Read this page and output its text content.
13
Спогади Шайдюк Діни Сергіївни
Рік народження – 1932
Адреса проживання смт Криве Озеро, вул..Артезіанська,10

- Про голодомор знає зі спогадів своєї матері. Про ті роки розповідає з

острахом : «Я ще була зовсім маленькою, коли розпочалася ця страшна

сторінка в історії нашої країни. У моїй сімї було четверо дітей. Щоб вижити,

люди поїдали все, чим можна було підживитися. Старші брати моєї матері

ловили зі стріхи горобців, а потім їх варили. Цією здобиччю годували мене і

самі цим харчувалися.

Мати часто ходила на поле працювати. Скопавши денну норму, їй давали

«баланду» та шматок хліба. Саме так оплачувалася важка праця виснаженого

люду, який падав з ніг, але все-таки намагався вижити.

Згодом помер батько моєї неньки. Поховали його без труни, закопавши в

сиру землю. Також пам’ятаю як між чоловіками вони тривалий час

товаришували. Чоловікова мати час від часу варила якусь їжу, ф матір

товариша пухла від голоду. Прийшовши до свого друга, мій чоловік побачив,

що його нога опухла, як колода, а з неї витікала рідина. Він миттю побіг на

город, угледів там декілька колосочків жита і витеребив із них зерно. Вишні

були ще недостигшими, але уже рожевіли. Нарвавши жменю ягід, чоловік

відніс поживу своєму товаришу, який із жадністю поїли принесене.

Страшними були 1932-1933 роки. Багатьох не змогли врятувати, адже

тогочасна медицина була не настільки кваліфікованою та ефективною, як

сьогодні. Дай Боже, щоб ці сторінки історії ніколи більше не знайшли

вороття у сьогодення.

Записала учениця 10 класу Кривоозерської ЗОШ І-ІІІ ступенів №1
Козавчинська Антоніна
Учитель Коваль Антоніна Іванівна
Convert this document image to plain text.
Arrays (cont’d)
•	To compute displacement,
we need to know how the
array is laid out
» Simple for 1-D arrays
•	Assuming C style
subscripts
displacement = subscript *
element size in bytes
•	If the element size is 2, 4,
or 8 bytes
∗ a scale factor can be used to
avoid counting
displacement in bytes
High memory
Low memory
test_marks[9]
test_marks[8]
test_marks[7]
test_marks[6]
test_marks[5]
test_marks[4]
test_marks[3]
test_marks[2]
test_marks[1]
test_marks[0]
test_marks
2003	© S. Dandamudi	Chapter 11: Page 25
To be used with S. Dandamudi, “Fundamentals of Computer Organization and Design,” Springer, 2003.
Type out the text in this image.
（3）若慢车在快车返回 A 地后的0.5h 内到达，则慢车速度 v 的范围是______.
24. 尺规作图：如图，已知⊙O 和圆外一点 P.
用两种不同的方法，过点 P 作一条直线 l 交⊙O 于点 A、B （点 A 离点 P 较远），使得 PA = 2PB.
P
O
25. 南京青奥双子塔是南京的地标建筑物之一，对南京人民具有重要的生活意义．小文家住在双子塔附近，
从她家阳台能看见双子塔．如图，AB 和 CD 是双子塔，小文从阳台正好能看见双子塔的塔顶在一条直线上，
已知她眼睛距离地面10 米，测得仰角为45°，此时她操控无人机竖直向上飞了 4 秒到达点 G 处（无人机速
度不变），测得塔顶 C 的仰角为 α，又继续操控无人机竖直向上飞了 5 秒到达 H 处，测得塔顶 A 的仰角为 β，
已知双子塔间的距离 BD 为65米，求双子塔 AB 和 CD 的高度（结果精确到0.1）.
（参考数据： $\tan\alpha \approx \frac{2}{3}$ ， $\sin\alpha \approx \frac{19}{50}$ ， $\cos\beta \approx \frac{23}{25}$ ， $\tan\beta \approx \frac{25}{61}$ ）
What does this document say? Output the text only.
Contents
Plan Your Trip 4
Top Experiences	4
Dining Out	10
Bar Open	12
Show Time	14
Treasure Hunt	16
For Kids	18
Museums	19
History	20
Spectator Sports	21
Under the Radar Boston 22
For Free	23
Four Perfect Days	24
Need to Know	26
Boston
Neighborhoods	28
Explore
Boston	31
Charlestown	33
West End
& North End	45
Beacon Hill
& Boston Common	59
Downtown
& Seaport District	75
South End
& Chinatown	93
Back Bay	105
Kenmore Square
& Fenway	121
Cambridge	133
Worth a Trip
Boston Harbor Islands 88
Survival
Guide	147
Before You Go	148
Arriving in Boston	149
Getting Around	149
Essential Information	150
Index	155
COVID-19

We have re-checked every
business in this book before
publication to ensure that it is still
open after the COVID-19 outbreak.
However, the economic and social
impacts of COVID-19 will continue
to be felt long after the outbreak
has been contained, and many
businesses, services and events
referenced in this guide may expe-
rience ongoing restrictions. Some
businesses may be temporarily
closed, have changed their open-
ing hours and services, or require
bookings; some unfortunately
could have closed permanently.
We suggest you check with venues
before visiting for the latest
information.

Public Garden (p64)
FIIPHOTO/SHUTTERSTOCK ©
◇ ◇ ◇ ◇ ◇
*CHALLENGE*:
Go through the data above and find the lines with the word "after". Copy each of those lines.

*THE RESULT*:
open after the COVID-19 outbreak.
to be felt long after the outbreak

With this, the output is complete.